▶ **Directive**:
Quote every one of the items below word for word, keeping each line unchanged.

▶ **Information provided**:
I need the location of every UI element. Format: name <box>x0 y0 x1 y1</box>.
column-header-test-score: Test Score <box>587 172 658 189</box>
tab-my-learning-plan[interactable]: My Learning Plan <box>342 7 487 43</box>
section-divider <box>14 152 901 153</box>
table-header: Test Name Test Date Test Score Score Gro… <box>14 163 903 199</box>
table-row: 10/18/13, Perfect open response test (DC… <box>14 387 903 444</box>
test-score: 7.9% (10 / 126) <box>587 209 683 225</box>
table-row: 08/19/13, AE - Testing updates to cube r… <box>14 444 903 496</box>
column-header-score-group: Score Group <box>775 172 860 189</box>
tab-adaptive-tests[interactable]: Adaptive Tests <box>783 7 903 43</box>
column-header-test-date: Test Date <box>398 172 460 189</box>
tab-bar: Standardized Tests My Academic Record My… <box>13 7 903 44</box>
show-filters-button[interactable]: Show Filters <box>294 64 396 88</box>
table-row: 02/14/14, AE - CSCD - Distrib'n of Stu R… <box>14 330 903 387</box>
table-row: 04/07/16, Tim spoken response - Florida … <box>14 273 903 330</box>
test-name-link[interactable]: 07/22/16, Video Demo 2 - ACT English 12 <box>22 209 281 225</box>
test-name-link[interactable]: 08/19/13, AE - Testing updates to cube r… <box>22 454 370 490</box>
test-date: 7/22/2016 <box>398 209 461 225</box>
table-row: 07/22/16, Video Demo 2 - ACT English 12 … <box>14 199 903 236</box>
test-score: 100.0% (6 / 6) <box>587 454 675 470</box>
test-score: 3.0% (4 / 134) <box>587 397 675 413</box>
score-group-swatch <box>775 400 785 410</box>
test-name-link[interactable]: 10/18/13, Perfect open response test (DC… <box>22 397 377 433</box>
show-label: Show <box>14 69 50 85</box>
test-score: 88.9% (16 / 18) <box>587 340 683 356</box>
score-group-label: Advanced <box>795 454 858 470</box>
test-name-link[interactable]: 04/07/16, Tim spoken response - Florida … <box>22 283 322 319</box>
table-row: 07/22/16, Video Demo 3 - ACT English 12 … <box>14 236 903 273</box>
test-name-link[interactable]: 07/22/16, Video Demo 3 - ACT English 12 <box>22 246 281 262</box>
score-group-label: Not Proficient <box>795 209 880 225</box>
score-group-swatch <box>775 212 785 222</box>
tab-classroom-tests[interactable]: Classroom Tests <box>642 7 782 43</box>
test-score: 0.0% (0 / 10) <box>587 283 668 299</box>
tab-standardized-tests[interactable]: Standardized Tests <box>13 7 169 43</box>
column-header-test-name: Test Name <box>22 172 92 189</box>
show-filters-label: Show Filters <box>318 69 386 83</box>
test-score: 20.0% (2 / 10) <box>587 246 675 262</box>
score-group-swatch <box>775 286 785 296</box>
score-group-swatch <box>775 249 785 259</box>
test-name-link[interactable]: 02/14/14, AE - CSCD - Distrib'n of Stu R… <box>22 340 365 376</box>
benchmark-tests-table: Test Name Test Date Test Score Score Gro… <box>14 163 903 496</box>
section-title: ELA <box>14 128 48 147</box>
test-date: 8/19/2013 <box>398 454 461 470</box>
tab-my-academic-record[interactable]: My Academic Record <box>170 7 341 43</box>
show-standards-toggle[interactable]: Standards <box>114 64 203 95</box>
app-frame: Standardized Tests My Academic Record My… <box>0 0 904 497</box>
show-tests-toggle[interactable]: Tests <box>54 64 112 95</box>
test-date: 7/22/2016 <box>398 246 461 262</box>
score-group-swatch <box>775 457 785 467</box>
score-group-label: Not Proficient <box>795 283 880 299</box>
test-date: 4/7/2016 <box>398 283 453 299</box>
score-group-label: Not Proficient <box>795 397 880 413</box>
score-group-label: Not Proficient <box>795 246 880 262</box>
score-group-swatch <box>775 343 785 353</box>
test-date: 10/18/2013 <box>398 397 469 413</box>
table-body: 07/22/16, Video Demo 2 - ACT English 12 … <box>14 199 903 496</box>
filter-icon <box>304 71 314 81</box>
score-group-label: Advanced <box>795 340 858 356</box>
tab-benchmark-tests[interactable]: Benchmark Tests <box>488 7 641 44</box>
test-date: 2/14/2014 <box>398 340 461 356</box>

▶ **Task answer**:
I need the location of every UI element. Format: name <box>x0 y0 x1 y1</box>.
column-header-test-score: Test Score <box>587 172 658 189</box>
tab-my-learning-plan[interactable]: My Learning Plan <box>342 7 487 43</box>
section-divider <box>14 152 901 153</box>
table-header: Test Name Test Date Test Score Score Gro… <box>14 163 903 199</box>
table-row: 10/18/13, Perfect open response test (DC… <box>14 387 903 444</box>
test-score: 7.9% (10 / 126) <box>587 209 683 225</box>
table-row: 08/19/13, AE - Testing updates to cube r… <box>14 444 903 496</box>
column-header-score-group: Score Group <box>775 172 860 189</box>
tab-adaptive-tests[interactable]: Adaptive Tests <box>783 7 903 43</box>
column-header-test-date: Test Date <box>398 172 460 189</box>
tab-bar: Standardized Tests My Academic Record My… <box>13 7 903 44</box>
show-filters-button[interactable]: Show Filters <box>294 64 396 88</box>
table-row: 02/14/14, AE - CSCD - Distrib'n of Stu R… <box>14 330 903 387</box>
table-row: 04/07/16, Tim spoken response - Florida … <box>14 273 903 330</box>
test-name-link[interactable]: 07/22/16, Video Demo 2 - ACT English 12 <box>22 209 281 225</box>
test-name-link[interactable]: 08/19/13, AE - Testing updates to cube r… <box>22 454 370 490</box>
test-date: 7/22/2016 <box>398 209 461 225</box>
table-row: 07/22/16, Video Demo 2 - ACT English 12 … <box>14 199 903 236</box>
test-score: 100.0% (6 / 6) <box>587 454 675 470</box>
test-score: 3.0% (4 / 134) <box>587 397 675 413</box>
score-group-swatch <box>775 400 785 410</box>
test-name-link[interactable]: 10/18/13, Perfect open response test (DC… <box>22 397 377 433</box>
show-label: Show <box>14 69 50 85</box>
test-score: 88.9% (16 / 18) <box>587 340 683 356</box>
score-group-label: Advanced <box>795 454 858 470</box>
test-name-link[interactable]: 04/07/16, Tim spoken response - Florida … <box>22 283 322 319</box>
table-row: 07/22/16, Video Demo 3 - ACT English 12 … <box>14 236 903 273</box>
test-name-link[interactable]: 07/22/16, Video Demo 3 - ACT English 12 <box>22 246 281 262</box>
score-group-label: Not Proficient <box>795 209 880 225</box>
score-group-swatch <box>775 212 785 222</box>
tab-classroom-tests[interactable]: Classroom Tests <box>642 7 782 43</box>
test-score: 0.0% (0 / 10) <box>587 283 668 299</box>
tab-standardized-tests[interactable]: Standardized Tests <box>13 7 169 43</box>
column-header-test-name: Test Name <box>22 172 92 189</box>
show-filters-label: Show Filters <box>318 69 386 83</box>
test-score: 20.0% (2 / 10) <box>587 246 675 262</box>
score-group-swatch <box>775 286 785 296</box>
score-group-swatch <box>775 249 785 259</box>
test-name-link[interactable]: 02/14/14, AE - CSCD - Distrib'n of Stu R… <box>22 340 365 376</box>
benchmark-tests-table: Test Name Test Date Test Score Score Gro… <box>14 163 903 496</box>
section-title: ELA <box>14 128 48 147</box>
test-date: 8/19/2013 <box>398 454 461 470</box>
tab-my-academic-record[interactable]: My Academic Record <box>170 7 341 43</box>
show-standards-toggle[interactable]: Standards <box>114 64 203 95</box>
app-frame: Standardized Tests My Academic Record My… <box>0 0 904 497</box>
show-tests-toggle[interactable]: Tests <box>54 64 112 95</box>
test-date: 7/22/2016 <box>398 246 461 262</box>
score-group-swatch <box>775 457 785 467</box>
score-group-label: Not Proficient <box>795 283 880 299</box>
test-date: 4/7/2016 <box>398 283 453 299</box>
score-group-label: Not Proficient <box>795 397 880 413</box>
score-group-label: Not Proficient <box>795 246 880 262</box>
score-group-swatch <box>775 343 785 353</box>
test-date: 10/18/2013 <box>398 397 469 413</box>
table-body: 07/22/16, Video Demo 2 - ACT English 12 … <box>14 199 903 496</box>
filter-icon <box>304 71 314 81</box>
score-group-label: Advanced <box>795 340 858 356</box>
tab-benchmark-tests[interactable]: Benchmark Tests <box>488 7 641 44</box>
test-date: 2/14/2014 <box>398 340 461 356</box>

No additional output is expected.